Exactly reproduce each line of the listing that follows.

═══ Data shown ═══

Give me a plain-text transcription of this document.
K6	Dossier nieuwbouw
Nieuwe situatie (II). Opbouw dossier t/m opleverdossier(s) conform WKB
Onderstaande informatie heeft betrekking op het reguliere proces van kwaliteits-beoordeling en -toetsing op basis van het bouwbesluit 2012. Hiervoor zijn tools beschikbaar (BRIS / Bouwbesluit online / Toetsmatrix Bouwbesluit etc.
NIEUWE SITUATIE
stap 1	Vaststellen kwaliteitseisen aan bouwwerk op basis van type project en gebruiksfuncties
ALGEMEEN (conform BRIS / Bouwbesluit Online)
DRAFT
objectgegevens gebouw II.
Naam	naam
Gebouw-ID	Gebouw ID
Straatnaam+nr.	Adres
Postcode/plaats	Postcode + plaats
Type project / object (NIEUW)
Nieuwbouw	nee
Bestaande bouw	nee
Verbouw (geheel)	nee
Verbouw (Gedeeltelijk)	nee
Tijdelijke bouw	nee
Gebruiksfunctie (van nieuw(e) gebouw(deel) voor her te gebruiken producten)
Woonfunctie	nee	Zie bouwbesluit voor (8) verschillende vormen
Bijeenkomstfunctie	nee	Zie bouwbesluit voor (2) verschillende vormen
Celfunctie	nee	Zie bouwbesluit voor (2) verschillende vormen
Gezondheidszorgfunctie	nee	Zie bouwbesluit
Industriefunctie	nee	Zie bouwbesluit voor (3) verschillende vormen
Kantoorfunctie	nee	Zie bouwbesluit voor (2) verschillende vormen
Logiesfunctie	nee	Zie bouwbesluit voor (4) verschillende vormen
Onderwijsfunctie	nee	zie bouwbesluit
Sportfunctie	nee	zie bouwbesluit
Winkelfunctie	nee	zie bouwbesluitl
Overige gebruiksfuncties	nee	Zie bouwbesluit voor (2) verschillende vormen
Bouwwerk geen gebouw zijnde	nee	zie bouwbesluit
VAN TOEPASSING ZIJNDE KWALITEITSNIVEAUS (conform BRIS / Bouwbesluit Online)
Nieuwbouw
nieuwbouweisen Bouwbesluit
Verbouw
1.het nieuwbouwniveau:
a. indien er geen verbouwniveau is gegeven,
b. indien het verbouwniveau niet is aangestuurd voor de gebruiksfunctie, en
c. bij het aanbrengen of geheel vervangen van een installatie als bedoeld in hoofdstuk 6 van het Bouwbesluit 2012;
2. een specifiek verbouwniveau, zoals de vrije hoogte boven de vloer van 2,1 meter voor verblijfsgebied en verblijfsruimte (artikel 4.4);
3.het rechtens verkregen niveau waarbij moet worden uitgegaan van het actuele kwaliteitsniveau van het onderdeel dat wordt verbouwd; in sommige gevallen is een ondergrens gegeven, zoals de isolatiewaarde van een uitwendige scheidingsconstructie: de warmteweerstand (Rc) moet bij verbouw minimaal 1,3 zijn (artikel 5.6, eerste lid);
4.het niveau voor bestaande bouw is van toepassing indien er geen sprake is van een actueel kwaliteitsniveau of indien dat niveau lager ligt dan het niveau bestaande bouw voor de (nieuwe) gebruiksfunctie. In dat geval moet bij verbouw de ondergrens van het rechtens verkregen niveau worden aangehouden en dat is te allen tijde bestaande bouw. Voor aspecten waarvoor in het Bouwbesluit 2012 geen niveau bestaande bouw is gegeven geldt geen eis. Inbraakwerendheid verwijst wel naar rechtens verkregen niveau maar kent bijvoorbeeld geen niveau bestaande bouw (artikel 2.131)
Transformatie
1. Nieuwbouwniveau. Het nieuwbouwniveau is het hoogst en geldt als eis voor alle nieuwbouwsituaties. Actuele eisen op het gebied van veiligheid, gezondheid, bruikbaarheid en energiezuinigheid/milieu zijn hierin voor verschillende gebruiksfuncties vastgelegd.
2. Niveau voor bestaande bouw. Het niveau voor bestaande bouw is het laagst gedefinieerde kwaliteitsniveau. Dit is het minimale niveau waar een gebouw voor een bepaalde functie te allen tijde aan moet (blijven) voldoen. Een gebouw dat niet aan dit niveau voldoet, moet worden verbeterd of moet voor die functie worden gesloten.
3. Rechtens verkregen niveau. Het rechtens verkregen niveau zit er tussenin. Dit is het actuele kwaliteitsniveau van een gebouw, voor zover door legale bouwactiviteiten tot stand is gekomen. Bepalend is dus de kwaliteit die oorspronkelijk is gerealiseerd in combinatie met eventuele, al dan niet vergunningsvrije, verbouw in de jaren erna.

═══

• _Completed task_
Give me a plain-text transcription of this document.
K6	Dossier nieuwbouw
Nieuwe situatie (II). Opbouw dossier t/m opleverdossier(s) conform WKB
Onderstaande informatie heeft betrekking op het reguliere proces van kwaliteits-beoordeling en -toetsing op basis van het bouwbesluit 2012. Hiervoor zijn tools beschikbaar (BRIS / Bouwbesluit online / Toetsmatrix Bouwbesluit etc.
NIEUWE SITUATIE
stap 1	Vaststellen kwaliteitseisen aan bouwwerk op basis van type project en gebruiksfuncties
ALGEMEEN (conform BRIS / Bouwbesluit Online)
DRAFT
objectgegevens gebouw II.
Naam	naam
Gebouw-ID	Gebouw ID
Straatnaam+nr.	Adres
Postcode/plaats	Postcode + plaats
Type project / object (NIEUW)
Nieuwbouw	nee
Bestaande bouw	nee
Verbouw (geheel)	nee
Verbouw (Gedeeltelijk)	nee
Tijdelijke bouw	nee
Gebruiksfunctie (van nieuw(e) gebouw(deel) voor her te gebruiken producten)
Woonfunctie	nee	Zie bouwbesluit voor (8) verschillende vormen
Bijeenkomstfunctie	nee	Zie bouwbesluit voor (2) verschillende vormen
Celfunctie	nee	Zie bouwbesluit voor (2) verschillende vormen
Gezondheidszorgfunctie	nee	Zie bouwbesluit
Industriefunctie	nee	Zie bouwbesluit voor (3) verschillende vormen
Kantoorfunctie	nee	Zie bouwbesluit voor (2) verschillende vormen
Logiesfunctie	nee	Zie bouwbesluit voor (4) verschillende vormen
Onderwijsfunctie	nee	zie bouwbesluit
Sportfunctie	nee	zie bouwbesluit
Winkelfunctie	nee	zie bouwbesluitl
Overige gebruiksfuncties	nee	Zie bouwbesluit voor (2) verschillende vormen
Bouwwerk geen gebouw zijnde	nee	zie bouwbesluit
VAN TOEPASSING ZIJNDE KWALITEITSNIVEAUS (conform BRIS / Bouwbesluit Online)
Nieuwbouw
nieuwbouweisen Bouwbesluit
Verbouw
1.het nieuwbouwniveau:
a. indien er geen verbouwniveau is gegeven,
b. indien het verbouwniveau niet is aangestuurd voor de gebruiksfunctie, en
c. bij het aanbrengen of geheel vervangen van een installatie als bedoeld in hoofdstuk 6 van het Bouwbesluit 2012;
2. een specifiek verbouwniveau, zoals de vrije hoogte boven de vloer van 2,1 meter voor verblijfsgebied en verblijfsruimte (artikel 4.4);
3.het rechtens verkregen niveau waarbij moet worden uitgegaan van het actuele kwaliteitsniveau van het onderdeel dat wordt verbouwd; in sommige gevallen is een ondergrens gegeven, zoals de isolatiewaarde van een uitwendige scheidingsconstructie: de warmteweerstand (Rc) moet bij verbouw minimaal 1,3 zijn (artikel 5.6, eerste lid);
4.het niveau voor bestaande bouw is van toepassing indien er geen sprake is van een actueel kwaliteitsniveau of indien dat niveau lager ligt dan het niveau bestaande bouw voor de (nieuwe) gebruiksfunctie. In dat geval moet bij verbouw de ondergrens van het rechtens verkregen niveau worden aangehouden en dat is te allen tijde bestaande bouw. Voor aspecten waarvoor in het Bouwbesluit 2012 geen niveau bestaande bouw is gegeven geldt geen eis. Inbraakwerendheid verwijst wel naar rechtens verkregen niveau maar kent bijvoorbeeld geen niveau bestaande bouw (artikel 2.131)
Transformatie
1. Nieuwbouwniveau. Het nieuwbouwniveau is het hoogst en geldt als eis voor alle nieuwbouwsituaties. Actuele eisen op het gebied van veiligheid, gezondheid, bruikbaarheid en energiezuinigheid/milieu zijn hierin voor verschillende gebruiksfuncties vastgelegd.
2. Niveau voor bestaande bouw. Het niveau voor bestaande bouw is het laagst gedefinieerde kwaliteitsniveau. Dit is het minimale niveau waar een gebouw voor een bepaalde functie te allen tijde aan moet (blijven) voldoen. Een gebouw dat niet aan dit niveau voldoet, moet worden verbeterd of moet voor die functie worden gesloten.
3. Rechtens verkregen niveau. Het rechtens verkregen niveau zit er tussenin. Dit is het actuele kwaliteitsniveau van een gebouw, voor zover door legale bouwactiviteiten tot stand is gekomen. Bepalend is dus de kwaliteit die oorspronkelijk is gerealiseerd in combinatie met eventuele, al dan niet vergunningsvrije, verbouw in de jaren erna.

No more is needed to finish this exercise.